» Job
Write out each line from the data below that includes the word "bottom".

» Records that describe figures

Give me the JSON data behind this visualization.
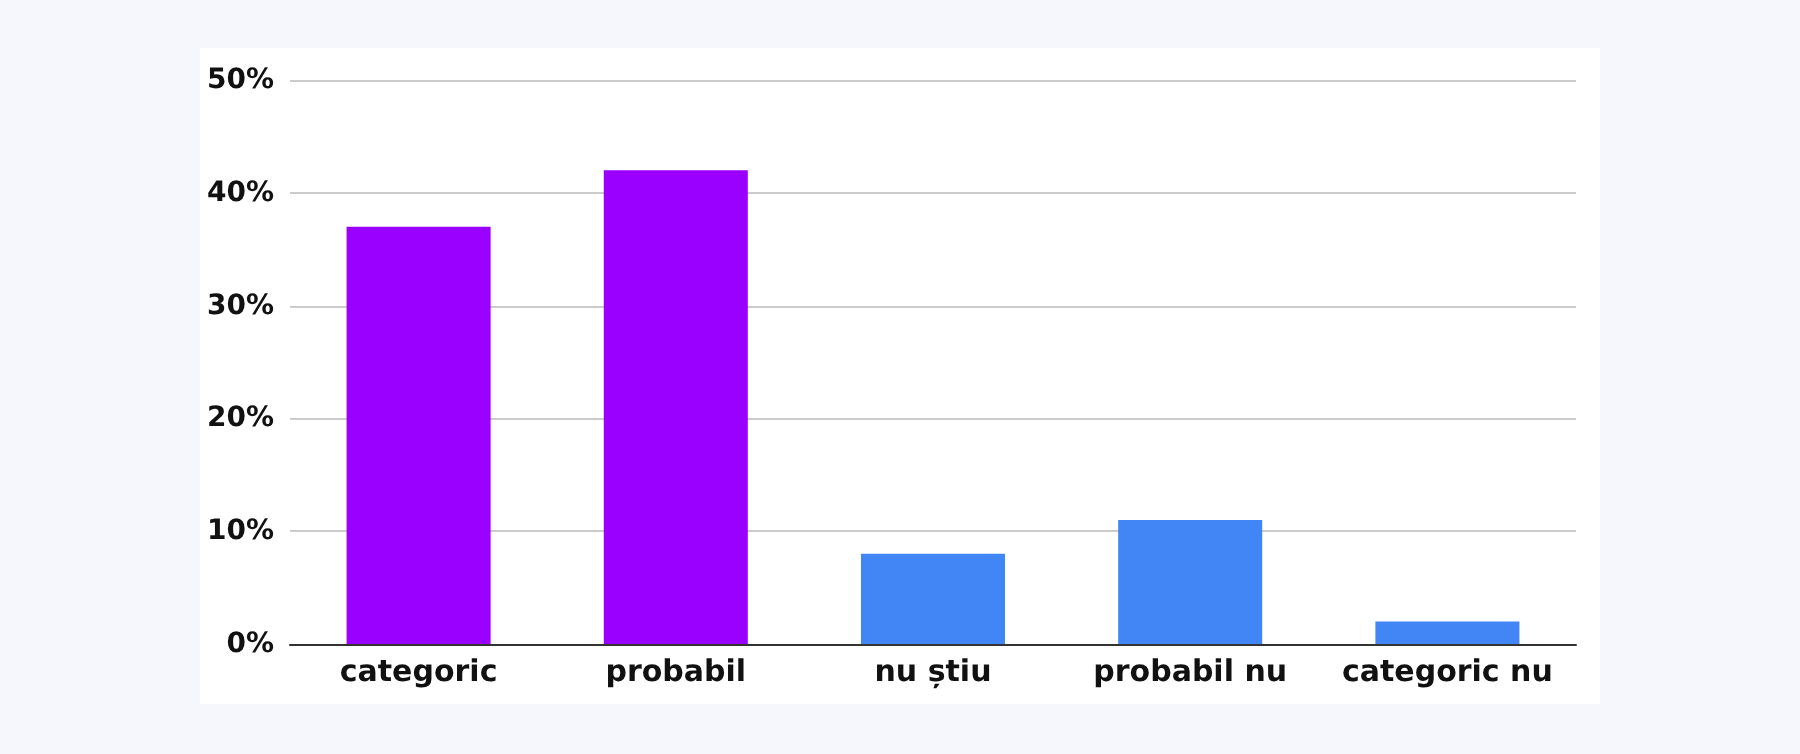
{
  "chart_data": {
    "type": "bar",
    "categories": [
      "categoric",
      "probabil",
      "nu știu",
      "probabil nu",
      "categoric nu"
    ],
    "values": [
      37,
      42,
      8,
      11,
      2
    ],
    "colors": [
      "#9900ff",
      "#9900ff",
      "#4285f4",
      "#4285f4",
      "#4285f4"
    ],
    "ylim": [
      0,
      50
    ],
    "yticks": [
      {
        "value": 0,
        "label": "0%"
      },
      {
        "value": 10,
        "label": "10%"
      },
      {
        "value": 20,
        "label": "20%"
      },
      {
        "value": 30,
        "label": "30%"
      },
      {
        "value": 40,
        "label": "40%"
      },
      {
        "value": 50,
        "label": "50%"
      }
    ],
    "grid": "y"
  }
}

...

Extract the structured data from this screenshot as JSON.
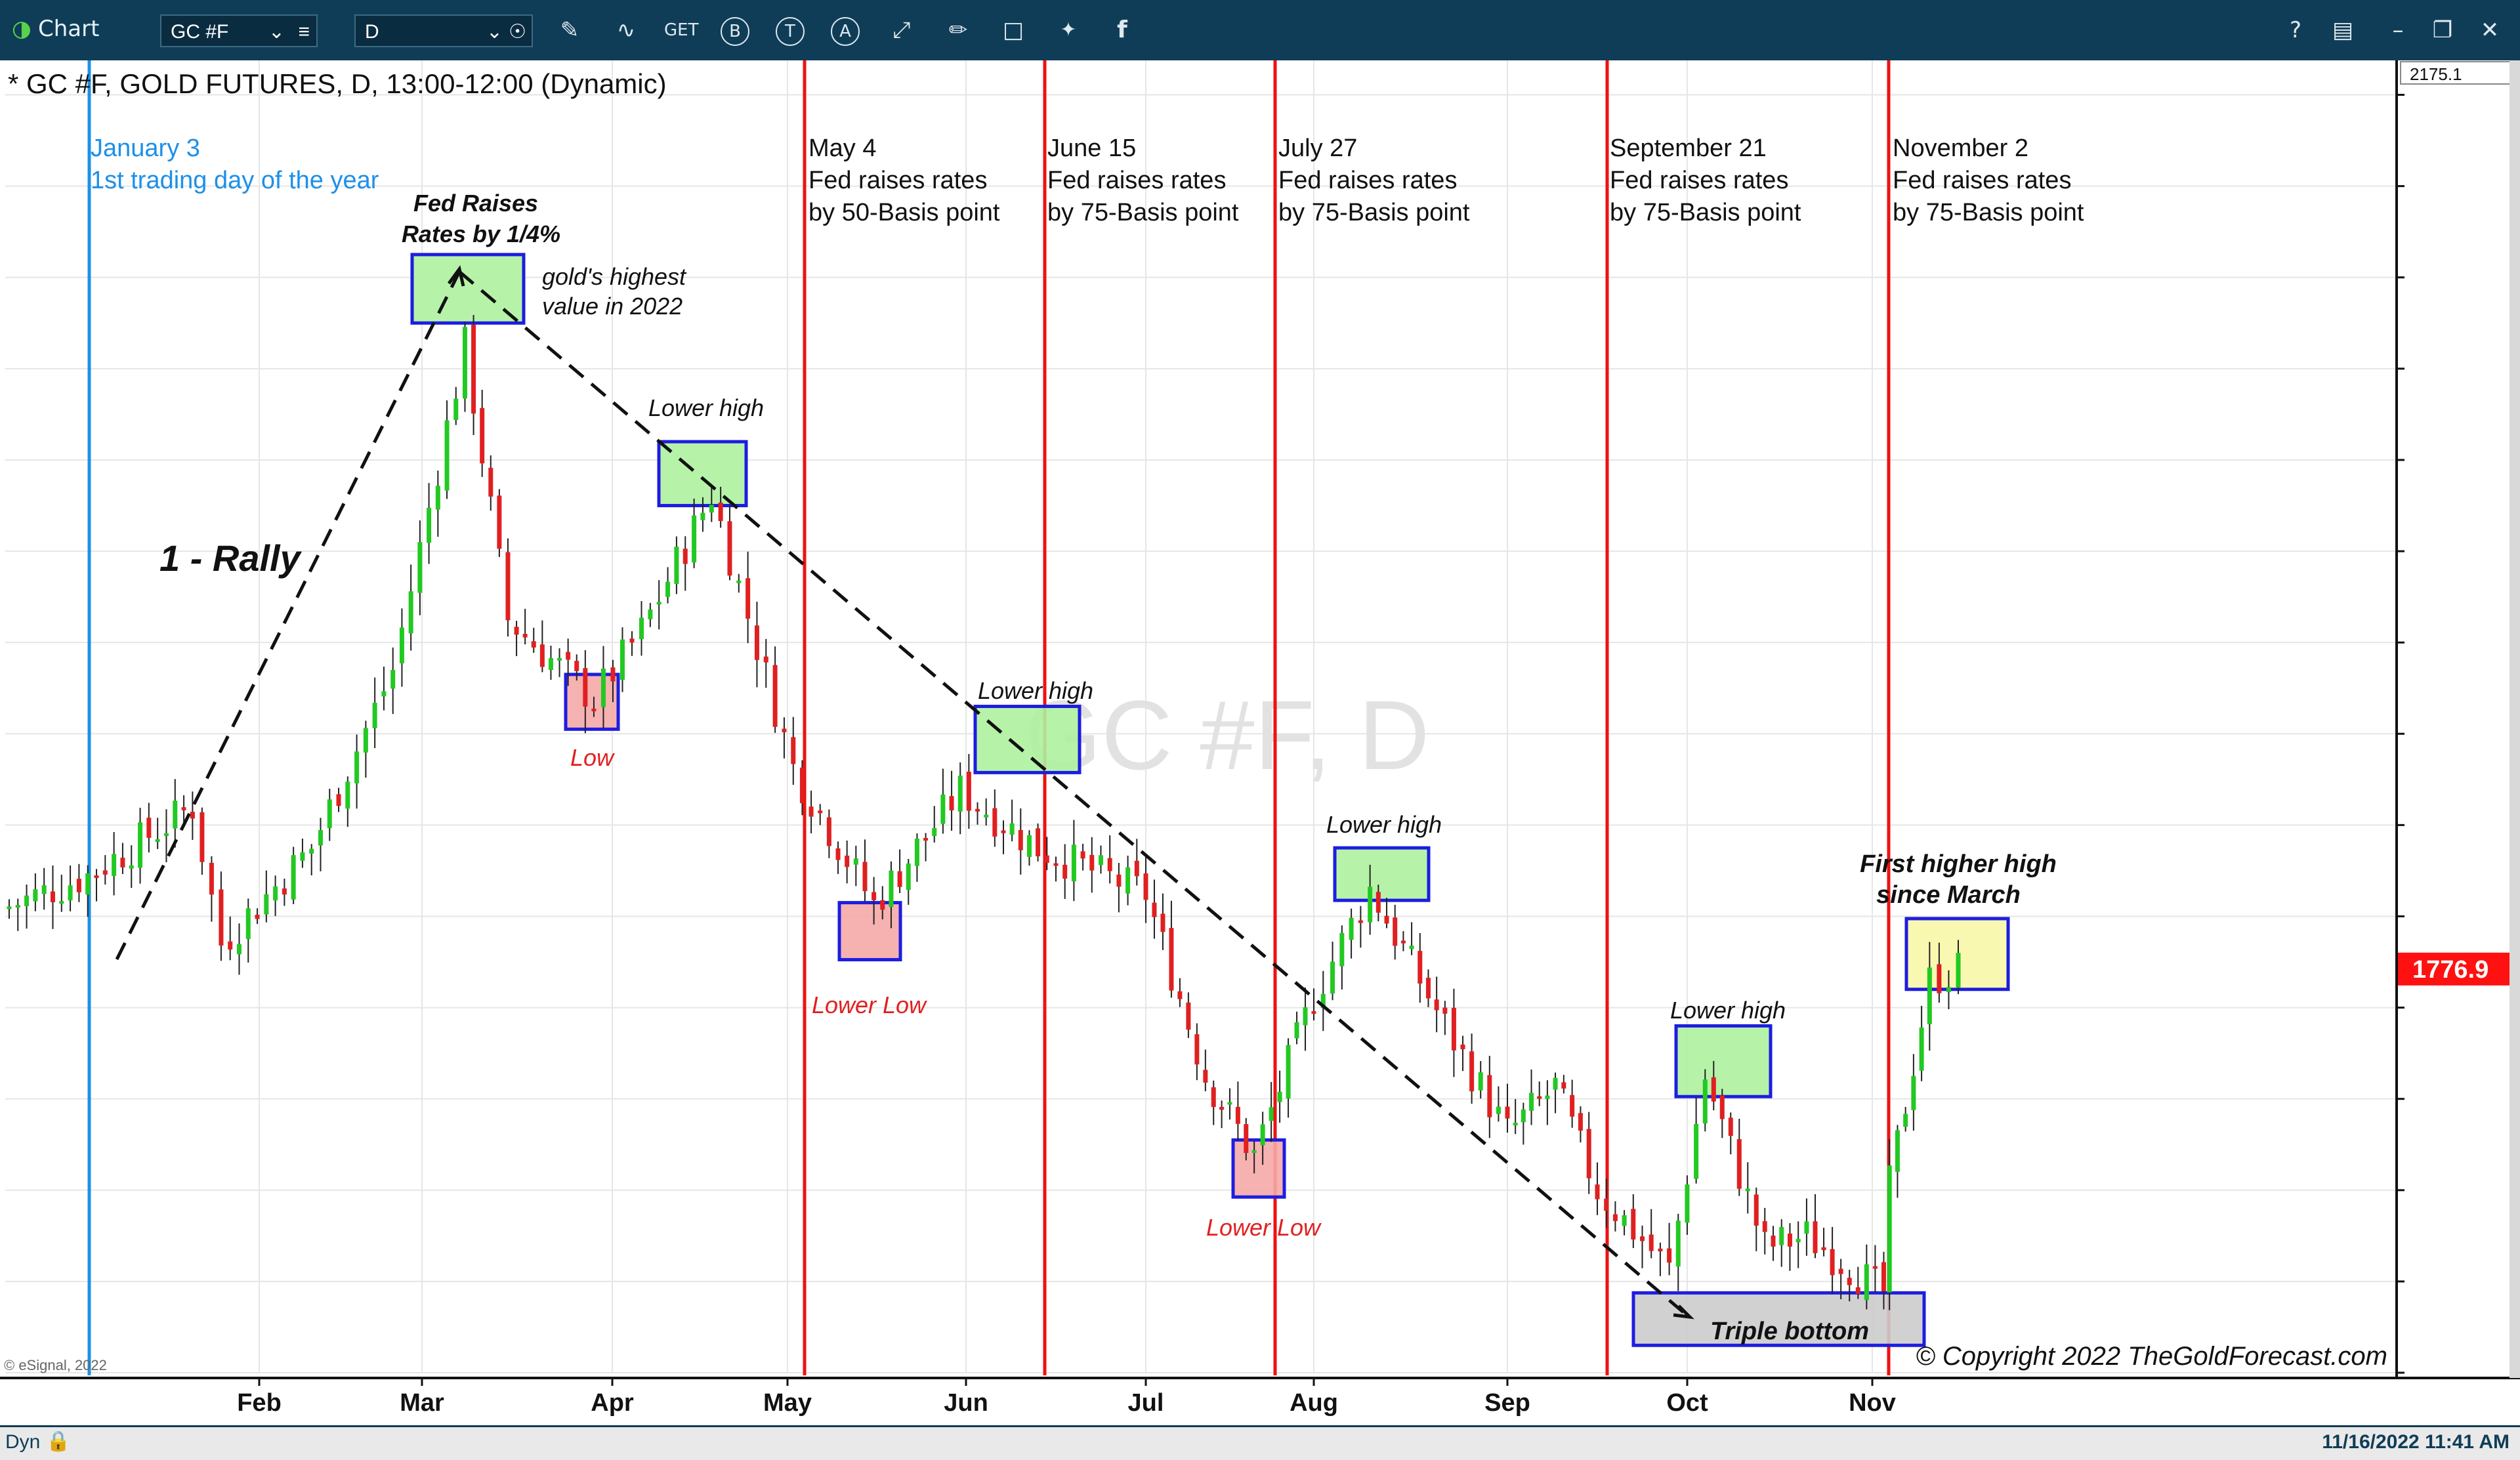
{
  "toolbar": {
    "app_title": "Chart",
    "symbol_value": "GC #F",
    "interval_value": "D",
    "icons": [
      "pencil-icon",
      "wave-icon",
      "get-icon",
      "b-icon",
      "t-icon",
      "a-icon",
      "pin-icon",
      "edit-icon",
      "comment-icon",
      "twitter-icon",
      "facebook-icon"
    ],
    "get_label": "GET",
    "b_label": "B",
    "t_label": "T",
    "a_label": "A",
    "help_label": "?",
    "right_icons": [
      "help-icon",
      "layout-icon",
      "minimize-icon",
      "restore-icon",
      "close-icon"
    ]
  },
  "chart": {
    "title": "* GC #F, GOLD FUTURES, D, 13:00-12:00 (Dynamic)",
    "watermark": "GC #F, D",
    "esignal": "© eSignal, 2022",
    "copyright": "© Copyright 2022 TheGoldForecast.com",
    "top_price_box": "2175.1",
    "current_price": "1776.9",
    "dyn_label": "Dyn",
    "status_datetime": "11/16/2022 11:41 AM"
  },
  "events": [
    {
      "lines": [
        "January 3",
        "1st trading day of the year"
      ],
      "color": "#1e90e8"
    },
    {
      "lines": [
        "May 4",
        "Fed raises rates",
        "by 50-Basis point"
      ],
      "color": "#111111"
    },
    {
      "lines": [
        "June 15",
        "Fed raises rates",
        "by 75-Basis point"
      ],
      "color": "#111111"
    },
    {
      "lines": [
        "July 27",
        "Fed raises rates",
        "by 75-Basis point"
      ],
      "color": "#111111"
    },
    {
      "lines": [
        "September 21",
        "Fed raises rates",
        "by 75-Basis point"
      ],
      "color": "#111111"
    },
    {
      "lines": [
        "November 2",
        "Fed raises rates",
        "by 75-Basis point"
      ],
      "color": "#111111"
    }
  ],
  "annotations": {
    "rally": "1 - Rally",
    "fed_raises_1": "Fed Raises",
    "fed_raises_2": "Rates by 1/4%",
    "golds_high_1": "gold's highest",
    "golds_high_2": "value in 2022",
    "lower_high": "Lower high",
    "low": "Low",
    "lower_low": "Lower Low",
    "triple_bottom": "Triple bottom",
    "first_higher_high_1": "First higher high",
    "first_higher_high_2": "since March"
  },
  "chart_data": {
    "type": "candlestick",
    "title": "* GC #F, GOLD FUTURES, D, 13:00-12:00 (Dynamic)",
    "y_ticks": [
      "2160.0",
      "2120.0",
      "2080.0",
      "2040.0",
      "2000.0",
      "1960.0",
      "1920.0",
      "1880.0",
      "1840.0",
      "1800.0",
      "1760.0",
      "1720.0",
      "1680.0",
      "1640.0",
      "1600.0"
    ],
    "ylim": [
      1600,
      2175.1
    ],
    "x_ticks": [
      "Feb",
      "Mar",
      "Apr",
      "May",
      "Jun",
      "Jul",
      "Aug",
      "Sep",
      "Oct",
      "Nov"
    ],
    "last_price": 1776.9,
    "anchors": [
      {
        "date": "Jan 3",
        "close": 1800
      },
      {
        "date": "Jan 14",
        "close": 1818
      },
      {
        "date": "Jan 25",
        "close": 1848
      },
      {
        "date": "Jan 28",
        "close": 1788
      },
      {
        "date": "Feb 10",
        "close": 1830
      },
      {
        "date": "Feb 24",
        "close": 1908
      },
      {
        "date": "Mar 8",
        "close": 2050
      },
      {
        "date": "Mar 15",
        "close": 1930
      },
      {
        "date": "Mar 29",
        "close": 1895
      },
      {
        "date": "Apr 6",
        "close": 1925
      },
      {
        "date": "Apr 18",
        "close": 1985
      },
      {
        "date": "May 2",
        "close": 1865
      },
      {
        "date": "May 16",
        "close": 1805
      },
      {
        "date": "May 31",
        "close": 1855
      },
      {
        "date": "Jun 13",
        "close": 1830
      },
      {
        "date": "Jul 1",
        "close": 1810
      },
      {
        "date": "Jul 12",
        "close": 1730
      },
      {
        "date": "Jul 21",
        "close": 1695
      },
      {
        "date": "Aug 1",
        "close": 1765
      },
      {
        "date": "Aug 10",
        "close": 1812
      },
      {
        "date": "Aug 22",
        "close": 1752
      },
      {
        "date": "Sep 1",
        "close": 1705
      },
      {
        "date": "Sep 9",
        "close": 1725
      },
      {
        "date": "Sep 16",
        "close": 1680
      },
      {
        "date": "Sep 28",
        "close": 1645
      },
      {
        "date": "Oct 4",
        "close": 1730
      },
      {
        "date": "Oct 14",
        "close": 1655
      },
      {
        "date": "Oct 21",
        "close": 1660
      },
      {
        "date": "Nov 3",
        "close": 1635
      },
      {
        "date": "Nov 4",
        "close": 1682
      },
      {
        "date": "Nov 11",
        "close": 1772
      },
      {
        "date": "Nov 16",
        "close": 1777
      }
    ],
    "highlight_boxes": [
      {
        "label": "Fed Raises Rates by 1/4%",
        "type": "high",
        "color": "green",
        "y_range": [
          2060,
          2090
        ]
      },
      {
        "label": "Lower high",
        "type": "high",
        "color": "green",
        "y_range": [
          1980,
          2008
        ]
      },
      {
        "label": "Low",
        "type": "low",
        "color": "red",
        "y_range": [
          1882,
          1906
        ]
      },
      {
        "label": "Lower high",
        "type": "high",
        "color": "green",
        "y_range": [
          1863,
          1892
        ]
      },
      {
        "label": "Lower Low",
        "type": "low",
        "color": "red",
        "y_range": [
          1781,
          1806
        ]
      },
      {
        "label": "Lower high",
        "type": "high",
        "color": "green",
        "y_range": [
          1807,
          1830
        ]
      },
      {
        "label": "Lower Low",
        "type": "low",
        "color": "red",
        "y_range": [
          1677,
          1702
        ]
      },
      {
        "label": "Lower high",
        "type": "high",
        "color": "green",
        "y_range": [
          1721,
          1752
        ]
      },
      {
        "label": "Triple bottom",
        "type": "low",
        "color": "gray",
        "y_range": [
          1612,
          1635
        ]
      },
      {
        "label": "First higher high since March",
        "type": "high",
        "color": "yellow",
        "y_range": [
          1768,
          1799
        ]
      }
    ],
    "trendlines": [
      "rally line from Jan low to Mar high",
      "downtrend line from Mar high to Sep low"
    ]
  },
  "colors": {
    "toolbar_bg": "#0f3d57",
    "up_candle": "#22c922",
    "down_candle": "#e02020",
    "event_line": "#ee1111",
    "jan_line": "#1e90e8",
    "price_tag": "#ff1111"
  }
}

» Solution to the exercise
    "triple_bottom": "Triple bottom",
        "label": "Triple bottom",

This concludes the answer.